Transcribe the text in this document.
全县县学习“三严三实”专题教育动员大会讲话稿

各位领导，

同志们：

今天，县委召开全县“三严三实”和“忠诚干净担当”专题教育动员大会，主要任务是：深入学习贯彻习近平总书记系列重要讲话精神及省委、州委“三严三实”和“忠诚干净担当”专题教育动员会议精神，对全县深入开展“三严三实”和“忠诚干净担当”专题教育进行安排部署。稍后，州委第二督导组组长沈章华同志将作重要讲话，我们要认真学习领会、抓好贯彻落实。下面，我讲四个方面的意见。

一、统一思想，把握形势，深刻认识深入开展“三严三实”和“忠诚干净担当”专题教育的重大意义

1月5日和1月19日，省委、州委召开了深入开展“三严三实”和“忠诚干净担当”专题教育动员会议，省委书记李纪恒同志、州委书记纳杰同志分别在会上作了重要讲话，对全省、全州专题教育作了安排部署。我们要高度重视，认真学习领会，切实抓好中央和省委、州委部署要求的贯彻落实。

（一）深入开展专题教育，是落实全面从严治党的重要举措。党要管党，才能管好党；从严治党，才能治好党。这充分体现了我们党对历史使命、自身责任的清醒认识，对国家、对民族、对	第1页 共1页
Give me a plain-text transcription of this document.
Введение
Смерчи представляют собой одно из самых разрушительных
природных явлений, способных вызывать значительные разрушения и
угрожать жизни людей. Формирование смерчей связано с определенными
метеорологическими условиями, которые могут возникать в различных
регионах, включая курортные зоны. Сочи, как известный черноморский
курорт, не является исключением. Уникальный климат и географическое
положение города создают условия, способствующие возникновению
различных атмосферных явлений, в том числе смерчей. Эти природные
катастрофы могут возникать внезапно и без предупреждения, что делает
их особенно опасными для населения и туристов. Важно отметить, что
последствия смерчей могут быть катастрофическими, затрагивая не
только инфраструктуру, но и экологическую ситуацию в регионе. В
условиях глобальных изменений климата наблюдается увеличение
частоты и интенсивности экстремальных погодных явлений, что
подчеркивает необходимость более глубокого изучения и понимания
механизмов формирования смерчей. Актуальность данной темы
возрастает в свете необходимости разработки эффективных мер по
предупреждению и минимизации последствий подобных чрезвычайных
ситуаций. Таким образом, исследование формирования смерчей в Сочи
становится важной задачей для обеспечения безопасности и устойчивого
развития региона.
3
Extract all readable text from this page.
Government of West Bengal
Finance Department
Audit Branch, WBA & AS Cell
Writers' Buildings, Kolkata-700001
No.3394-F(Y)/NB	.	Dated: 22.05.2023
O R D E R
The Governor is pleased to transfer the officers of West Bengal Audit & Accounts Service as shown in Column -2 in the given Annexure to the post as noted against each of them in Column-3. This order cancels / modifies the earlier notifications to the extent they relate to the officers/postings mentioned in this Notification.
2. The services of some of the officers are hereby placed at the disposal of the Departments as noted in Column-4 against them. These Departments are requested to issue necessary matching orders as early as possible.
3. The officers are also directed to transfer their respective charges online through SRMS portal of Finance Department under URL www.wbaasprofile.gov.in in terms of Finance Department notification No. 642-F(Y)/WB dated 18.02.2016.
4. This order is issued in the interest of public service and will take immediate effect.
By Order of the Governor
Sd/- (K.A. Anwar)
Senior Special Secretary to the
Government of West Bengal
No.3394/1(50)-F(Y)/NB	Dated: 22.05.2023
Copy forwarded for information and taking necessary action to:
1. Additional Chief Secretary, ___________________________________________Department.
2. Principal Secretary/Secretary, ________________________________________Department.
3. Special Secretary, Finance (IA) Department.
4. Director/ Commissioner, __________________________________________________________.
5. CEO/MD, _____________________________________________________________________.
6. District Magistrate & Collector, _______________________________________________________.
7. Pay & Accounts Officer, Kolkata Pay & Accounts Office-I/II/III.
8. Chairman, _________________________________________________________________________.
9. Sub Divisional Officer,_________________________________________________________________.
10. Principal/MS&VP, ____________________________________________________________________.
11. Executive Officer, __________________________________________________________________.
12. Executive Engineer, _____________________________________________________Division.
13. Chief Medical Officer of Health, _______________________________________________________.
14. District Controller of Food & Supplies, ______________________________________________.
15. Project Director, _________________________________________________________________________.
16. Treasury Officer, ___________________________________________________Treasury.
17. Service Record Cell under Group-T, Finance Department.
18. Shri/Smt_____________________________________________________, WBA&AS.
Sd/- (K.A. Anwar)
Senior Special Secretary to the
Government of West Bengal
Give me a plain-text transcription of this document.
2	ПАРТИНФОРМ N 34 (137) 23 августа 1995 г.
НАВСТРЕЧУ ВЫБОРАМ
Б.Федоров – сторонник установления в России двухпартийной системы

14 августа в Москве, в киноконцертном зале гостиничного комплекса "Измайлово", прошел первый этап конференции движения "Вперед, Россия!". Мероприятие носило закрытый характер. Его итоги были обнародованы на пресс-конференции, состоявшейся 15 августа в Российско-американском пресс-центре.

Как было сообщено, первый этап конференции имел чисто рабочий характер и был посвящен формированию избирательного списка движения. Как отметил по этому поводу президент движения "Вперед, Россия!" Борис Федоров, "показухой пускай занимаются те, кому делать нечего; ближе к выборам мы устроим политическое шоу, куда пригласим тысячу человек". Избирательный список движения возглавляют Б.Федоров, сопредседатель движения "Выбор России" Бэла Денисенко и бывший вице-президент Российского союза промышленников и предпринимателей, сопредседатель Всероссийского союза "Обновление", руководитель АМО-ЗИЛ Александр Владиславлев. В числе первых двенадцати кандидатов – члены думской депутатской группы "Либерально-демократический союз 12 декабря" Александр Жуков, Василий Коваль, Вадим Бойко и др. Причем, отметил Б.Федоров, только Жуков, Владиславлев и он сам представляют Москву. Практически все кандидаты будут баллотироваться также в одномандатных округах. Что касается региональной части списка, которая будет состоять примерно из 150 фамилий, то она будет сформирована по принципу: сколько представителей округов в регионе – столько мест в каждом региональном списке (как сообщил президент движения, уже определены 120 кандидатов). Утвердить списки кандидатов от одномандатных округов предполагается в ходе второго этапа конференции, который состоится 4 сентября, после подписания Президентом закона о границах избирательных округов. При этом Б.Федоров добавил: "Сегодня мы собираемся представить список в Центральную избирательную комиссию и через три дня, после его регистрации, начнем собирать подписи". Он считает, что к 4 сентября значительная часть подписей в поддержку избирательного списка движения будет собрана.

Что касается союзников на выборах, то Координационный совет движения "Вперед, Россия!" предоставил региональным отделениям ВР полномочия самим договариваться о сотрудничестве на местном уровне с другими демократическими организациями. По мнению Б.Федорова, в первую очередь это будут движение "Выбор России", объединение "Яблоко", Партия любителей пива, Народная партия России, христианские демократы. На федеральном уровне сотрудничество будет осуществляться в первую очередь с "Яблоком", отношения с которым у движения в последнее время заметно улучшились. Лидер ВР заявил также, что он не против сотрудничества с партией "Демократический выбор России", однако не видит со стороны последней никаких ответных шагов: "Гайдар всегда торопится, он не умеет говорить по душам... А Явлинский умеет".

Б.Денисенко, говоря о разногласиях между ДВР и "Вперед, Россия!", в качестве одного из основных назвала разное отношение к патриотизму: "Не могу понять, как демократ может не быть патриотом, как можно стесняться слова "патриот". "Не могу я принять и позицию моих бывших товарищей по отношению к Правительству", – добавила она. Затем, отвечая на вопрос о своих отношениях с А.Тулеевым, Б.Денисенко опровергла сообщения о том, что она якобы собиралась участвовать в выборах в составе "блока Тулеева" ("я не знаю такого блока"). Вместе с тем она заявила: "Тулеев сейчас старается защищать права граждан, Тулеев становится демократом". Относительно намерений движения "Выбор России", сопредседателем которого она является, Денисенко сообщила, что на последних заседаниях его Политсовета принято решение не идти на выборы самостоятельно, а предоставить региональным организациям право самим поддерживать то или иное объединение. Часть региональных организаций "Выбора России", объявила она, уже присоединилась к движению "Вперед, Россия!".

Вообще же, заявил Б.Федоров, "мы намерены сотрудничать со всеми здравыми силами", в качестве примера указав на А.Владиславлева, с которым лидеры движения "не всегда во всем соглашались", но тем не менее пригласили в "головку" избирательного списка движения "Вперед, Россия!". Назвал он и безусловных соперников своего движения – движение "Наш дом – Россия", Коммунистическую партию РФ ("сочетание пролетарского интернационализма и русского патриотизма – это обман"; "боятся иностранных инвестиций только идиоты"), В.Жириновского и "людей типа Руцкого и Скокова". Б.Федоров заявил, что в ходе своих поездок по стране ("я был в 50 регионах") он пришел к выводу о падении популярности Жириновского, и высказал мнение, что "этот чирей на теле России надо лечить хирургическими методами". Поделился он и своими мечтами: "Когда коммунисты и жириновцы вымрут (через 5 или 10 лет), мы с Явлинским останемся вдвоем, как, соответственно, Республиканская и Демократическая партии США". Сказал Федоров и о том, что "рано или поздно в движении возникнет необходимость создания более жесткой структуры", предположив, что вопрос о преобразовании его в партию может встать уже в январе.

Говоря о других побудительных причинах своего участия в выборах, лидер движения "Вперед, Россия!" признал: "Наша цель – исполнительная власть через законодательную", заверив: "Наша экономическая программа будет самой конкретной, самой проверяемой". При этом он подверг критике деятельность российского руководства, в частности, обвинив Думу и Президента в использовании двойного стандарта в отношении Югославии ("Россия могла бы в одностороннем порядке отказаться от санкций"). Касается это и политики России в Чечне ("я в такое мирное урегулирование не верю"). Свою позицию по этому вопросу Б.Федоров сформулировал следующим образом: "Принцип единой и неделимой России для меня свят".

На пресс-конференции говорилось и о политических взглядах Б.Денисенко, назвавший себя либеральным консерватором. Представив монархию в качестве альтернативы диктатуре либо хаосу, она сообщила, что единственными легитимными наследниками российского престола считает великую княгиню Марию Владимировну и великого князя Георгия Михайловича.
■ ■ ■ ■ ■
Your task:
Gather each line from the entries above that includes the word "возникать".

Answer for this exercise:
метеорологическими условиями, которые могут возникать в различных
катастрофы могут возникать внезапно и без предупреждения, что делает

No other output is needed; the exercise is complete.